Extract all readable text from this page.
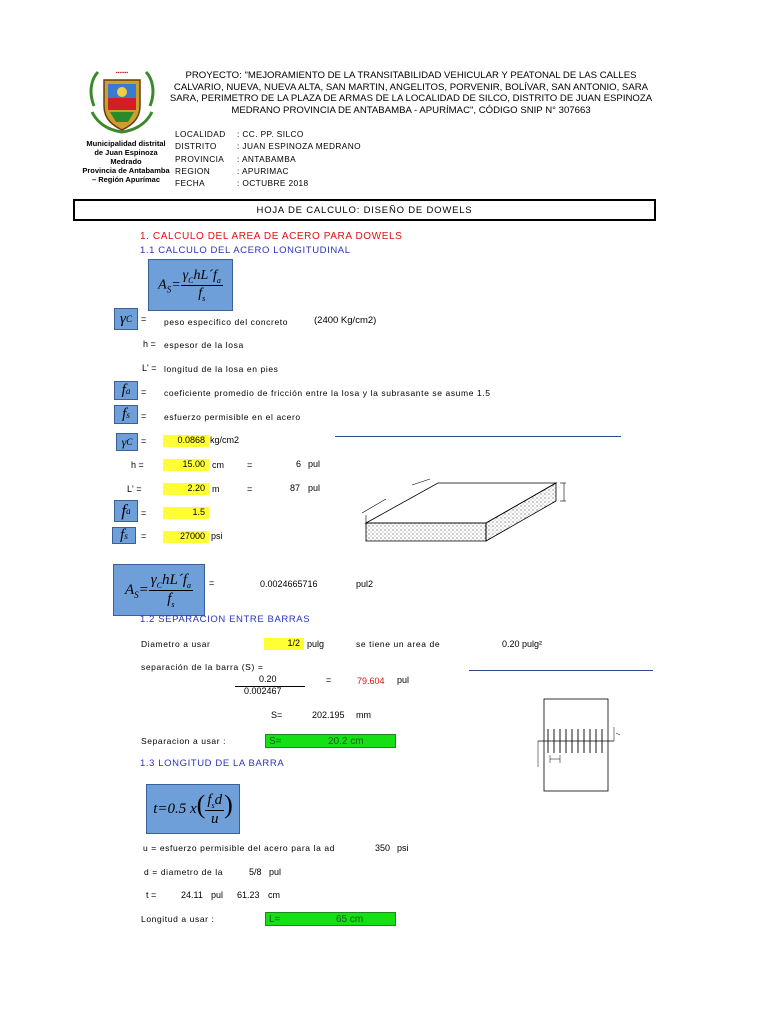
▪▪▪▪▪▪▪
Municipalidad distrital
de Juan Espinoza
Medrado
Provincia de Antabamba
– Región Apurímac
PROYECTO: "MEJORAMIENTO DE LA TRANSITABILIDAD VEHICULAR Y PEATONAL DE LAS CALLES CALVARIO, NUEVA, NUEVA ALTA, SAN MARTIN, ANGELITOS, PORVENIR, BOLÍVAR, SAN ANTONIO, SARA SARA, PERIMETRO DE LA PLAZA DE ARMAS DE LA LOCALIDAD DE SILCO, DISTRITO DE JUAN ESPINOZA MEDRANO PROVINCIA DE ANTABAMBA - APURÍMAC", CÓDIGO SNIP N° 307663
LOCALIDAD	: CC. PP. SILCO
DISTRITO	: JUAN ESPINOZA MEDRANO
PROVINCIA	: ANTABAMBA
REGION	: APURIMAC
FECHA	: OCTUBRE 2018
HOJA DE CALCULO: DISEÑO DE DOWELS
1. CALCULO DEL AREA DE ACERO PARA DOWELS
1.1 CALCULO DEL ACERO LONGITUDINAL
$A_S= \frac{\gamma_ChL´f_a}{f_s}$
γ C = peso especifico del concreto	(2400 Kg/cm2)
h = espesor de la losa
L' = longitud de la losa en pies
f a = coeficiente promedio de fricción entre la losa y la subrasante se asume 1.5
f s = esfuerzo permisible en el acero
γ C =	0.0868 kg/cm2
h =	15.00 cm	=	6 pul
L' =	2.20 m	=	87 pul
f a =	1.5
f s =	27000 psi
$A_S= \frac{\gamma_ChL´f_a}{f_s}$ =	0.0024665716	pul2
1.2 SEPARACION ENTRE BARRAS
Diametro a usar	1/2 pulg	se tiene un area de	0.20 pulg²
separación de la barra (S) =
0.20
0.002467
=	79.604 pul
S=	202.195 mm
Separacion a usar :	S=	20.2 cm
1.3 LONGITUD DE LA BARRA
t=0.5 $x( \frac{f_sd}{u}$ )
u = esfuerzo permisible del acero para la ad	350 psi
d = diametro de la	5/8 pul
t =	24.11 pul 61.23 cm
Longitud a usar :	L=	65 cm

····················

REQUIRED TASK:
Copy out all lines where the word "DOWELS" appears.

REPLY TO THE EXERCISE:
HOJA DE CALCULO: DISEÑO DE DOWELS
1. CALCULO DEL AREA DE ACERO PARA DOWELS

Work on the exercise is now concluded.